▶ _SET PROBLEM_
Please output every line of the material as it stands, without the pictures.

══ INFORMATION GIVEN

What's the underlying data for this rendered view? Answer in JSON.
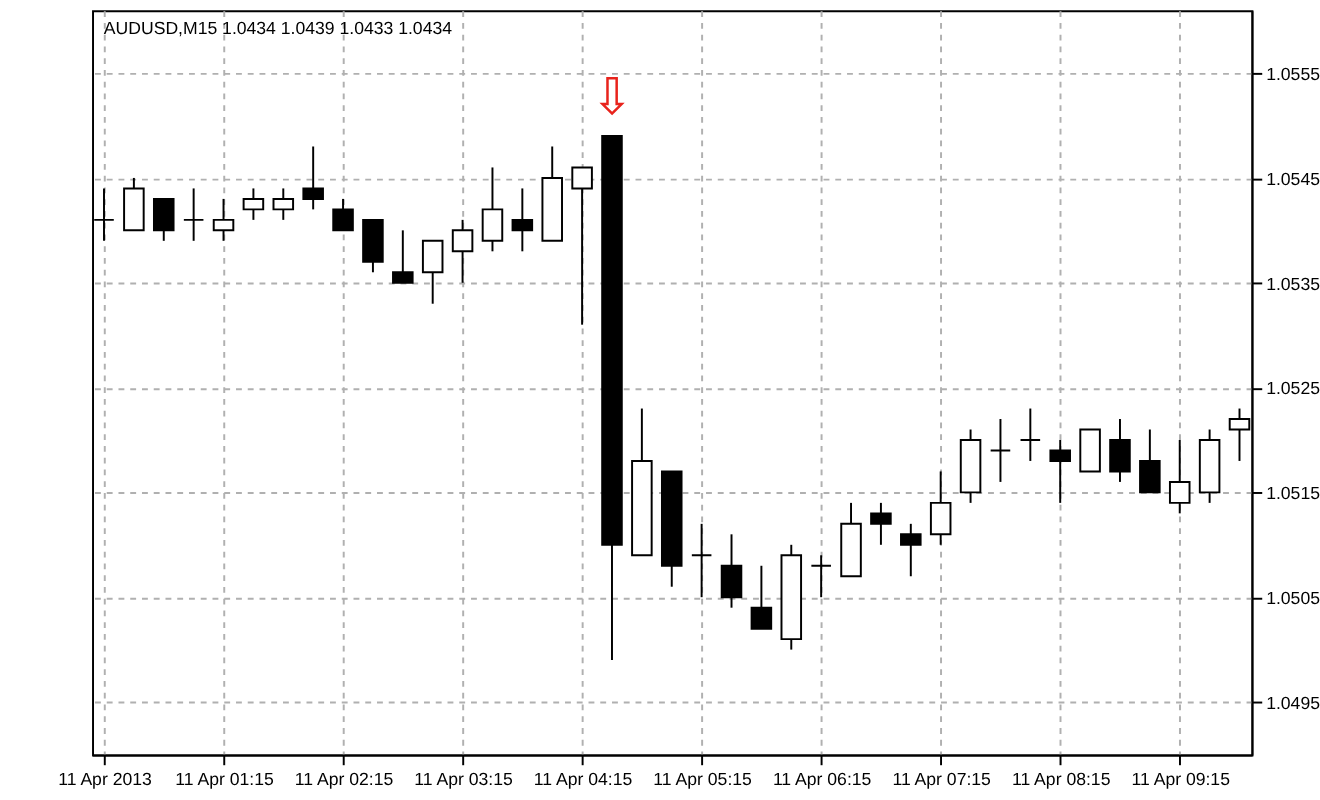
{
  "chart_data": {
    "type": "candlestick",
    "title": "AUDUSD,M15  1.0434 1.0439 1.0433 1.0434",
    "categories": [
      "11 Apr 2013",
      null,
      null,
      null,
      "11 Apr 01:15",
      null,
      null,
      null,
      "11 Apr 02:15",
      null,
      null,
      null,
      "11 Apr 03:15",
      null,
      null,
      null,
      "11 Apr 04:15",
      null,
      null,
      null,
      "11 Apr 05:15",
      null,
      null,
      null,
      "11 Apr 06:15",
      null,
      null,
      null,
      "11 Apr 07:15",
      null,
      null,
      null,
      "11 Apr 08:15",
      null,
      null,
      null,
      "11 Apr 09:15",
      null,
      null
    ],
    "ohlc": [
      [
        1.0541,
        1.0544,
        1.0539,
        1.0541
      ],
      [
        1.054,
        1.0545,
        1.054,
        1.0544
      ],
      [
        1.0543,
        1.0543,
        1.0539,
        1.054
      ],
      [
        1.0541,
        1.0544,
        1.0539,
        1.0541
      ],
      [
        1.054,
        1.0543,
        1.0539,
        1.0541
      ],
      [
        1.0542,
        1.0544,
        1.0541,
        1.0543
      ],
      [
        1.0542,
        1.0544,
        1.0541,
        1.0543
      ],
      [
        1.0544,
        1.0548,
        1.0542,
        1.0543
      ],
      [
        1.0542,
        1.0543,
        1.054,
        1.054
      ],
      [
        1.0541,
        1.0541,
        1.0536,
        1.0537
      ],
      [
        1.0536,
        1.054,
        1.0535,
        1.0535
      ],
      [
        1.0536,
        1.0539,
        1.0533,
        1.0539
      ],
      [
        1.0538,
        1.0541,
        1.0535,
        1.054
      ],
      [
        1.0539,
        1.0546,
        1.0538,
        1.0542
      ],
      [
        1.0541,
        1.0544,
        1.0538,
        1.054
      ],
      [
        1.0539,
        1.0548,
        1.0539,
        1.0545
      ],
      [
        1.0544,
        1.0546,
        1.0531,
        1.0546
      ],
      [
        1.0549,
        1.0549,
        1.0499,
        1.051
      ],
      [
        1.0509,
        1.0523,
        1.0509,
        1.0518
      ],
      [
        1.0517,
        1.0517,
        1.0506,
        1.0508
      ],
      [
        1.0509,
        1.0512,
        1.0505,
        1.0509
      ],
      [
        1.0508,
        1.0511,
        1.0504,
        1.0505
      ],
      [
        1.0504,
        1.0508,
        1.0502,
        1.0502
      ],
      [
        1.0501,
        1.051,
        1.05,
        1.0509
      ],
      [
        1.0508,
        1.0509,
        1.0505,
        1.0508
      ],
      [
        1.0507,
        1.0514,
        1.0507,
        1.0512
      ],
      [
        1.0513,
        1.0514,
        1.051,
        1.0512
      ],
      [
        1.0511,
        1.0512,
        1.0507,
        1.051
      ],
      [
        1.0511,
        1.0517,
        1.051,
        1.0514
      ],
      [
        1.0515,
        1.0521,
        1.0514,
        1.052
      ],
      [
        1.0519,
        1.0522,
        1.0516,
        1.0519
      ],
      [
        1.052,
        1.0523,
        1.0518,
        1.052
      ],
      [
        1.0519,
        1.052,
        1.0514,
        1.0518
      ],
      [
        1.0517,
        1.0521,
        1.0517,
        1.0521
      ],
      [
        1.052,
        1.0522,
        1.0516,
        1.0517
      ],
      [
        1.0518,
        1.0521,
        1.0515,
        1.0515
      ],
      [
        1.0514,
        1.052,
        1.0513,
        1.0516
      ],
      [
        1.0515,
        1.0521,
        1.0514,
        1.052
      ],
      [
        1.0521,
        1.0523,
        1.0518,
        1.0522
      ]
    ],
    "ylim": [
      1.049,
      1.0561
    ],
    "yticks": [
      1.0495,
      1.0505,
      1.0515,
      1.0525,
      1.0535,
      1.0545,
      1.0555
    ],
    "grid": true,
    "annotations": [
      "⇩"
    ]
  }
}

════

▶ _TASK RESPONSE_
What's the underlying data for this rendered view? Answer in JSON.
{
  "chart_data": {
    "type": "candlestick",
    "title": "AUDUSD,M15  1.0434 1.0439 1.0433 1.0434",
    "categories": [
      "11 Apr 2013",
      null,
      null,
      null,
      "11 Apr 01:15",
      null,
      null,
      null,
      "11 Apr 02:15",
      null,
      null,
      null,
      "11 Apr 03:15",
      null,
      null,
      null,
      "11 Apr 04:15",
      null,
      null,
      null,
      "11 Apr 05:15",
      null,
      null,
      null,
      "11 Apr 06:15",
      null,
      null,
      null,
      "11 Apr 07:15",
      null,
      null,
      null,
      "11 Apr 08:15",
      null,
      null,
      null,
      "11 Apr 09:15",
      null,
      null
    ],
    "ohlc": [
      [
        1.0541,
        1.0544,
        1.0539,
        1.0541
      ],
      [
        1.054,
        1.0545,
        1.054,
        1.0544
      ],
      [
        1.0543,
        1.0543,
        1.0539,
        1.054
      ],
      [
        1.0541,
        1.0544,
        1.0539,
        1.0541
      ],
      [
        1.054,
        1.0543,
        1.0539,
        1.0541
      ],
      [
        1.0542,
        1.0544,
        1.0541,
        1.0543
      ],
      [
        1.0542,
        1.0544,
        1.0541,
        1.0543
      ],
      [
        1.0544,
        1.0548,
        1.0542,
        1.0543
      ],
      [
        1.0542,
        1.0543,
        1.054,
        1.054
      ],
      [
        1.0541,
        1.0541,
        1.0536,
        1.0537
      ],
      [
        1.0536,
        1.054,
        1.0535,
        1.0535
      ],
      [
        1.0536,
        1.0539,
        1.0533,
        1.0539
      ],
      [
        1.0538,
        1.0541,
        1.0535,
        1.054
      ],
      [
        1.0539,
        1.0546,
        1.0538,
        1.0542
      ],
      [
        1.0541,
        1.0544,
        1.0538,
        1.054
      ],
      [
        1.0539,
        1.0548,
        1.0539,
        1.0545
      ],
      [
        1.0544,
        1.0546,
        1.0531,
        1.0546
      ],
      [
        1.0549,
        1.0549,
        1.0499,
        1.051
      ],
      [
        1.0509,
        1.0523,
        1.0509,
        1.0518
      ],
      [
        1.0517,
        1.0517,
        1.0506,
        1.0508
      ],
      [
        1.0509,
        1.0512,
        1.0505,
        1.0509
      ],
      [
        1.0508,
        1.0511,
        1.0504,
        1.0505
      ],
      [
        1.0504,
        1.0508,
        1.0502,
        1.0502
      ],
      [
        1.0501,
        1.051,
        1.05,
        1.0509
      ],
      [
        1.0508,
        1.0509,
        1.0505,
        1.0508
      ],
      [
        1.0507,
        1.0514,
        1.0507,
        1.0512
      ],
      [
        1.0513,
        1.0514,
        1.051,
        1.0512
      ],
      [
        1.0511,
        1.0512,
        1.0507,
        1.051
      ],
      [
        1.0511,
        1.0517,
        1.051,
        1.0514
      ],
      [
        1.0515,
        1.0521,
        1.0514,
        1.052
      ],
      [
        1.0519,
        1.0522,
        1.0516,
        1.0519
      ],
      [
        1.052,
        1.0523,
        1.0518,
        1.052
      ],
      [
        1.0519,
        1.052,
        1.0514,
        1.0518
      ],
      [
        1.0517,
        1.0521,
        1.0517,
        1.0521
      ],
      [
        1.052,
        1.0522,
        1.0516,
        1.0517
      ],
      [
        1.0518,
        1.0521,
        1.0515,
        1.0515
      ],
      [
        1.0514,
        1.052,
        1.0513,
        1.0516
      ],
      [
        1.0515,
        1.0521,
        1.0514,
        1.052
      ],
      [
        1.0521,
        1.0523,
        1.0518,
        1.0522
      ]
    ],
    "ylim": [
      1.049,
      1.0561
    ],
    "yticks": [
      1.0495,
      1.0505,
      1.0515,
      1.0525,
      1.0535,
      1.0545,
      1.0555
    ],
    "grid": true,
    "annotations": [
      "⇩"
    ]
  }
}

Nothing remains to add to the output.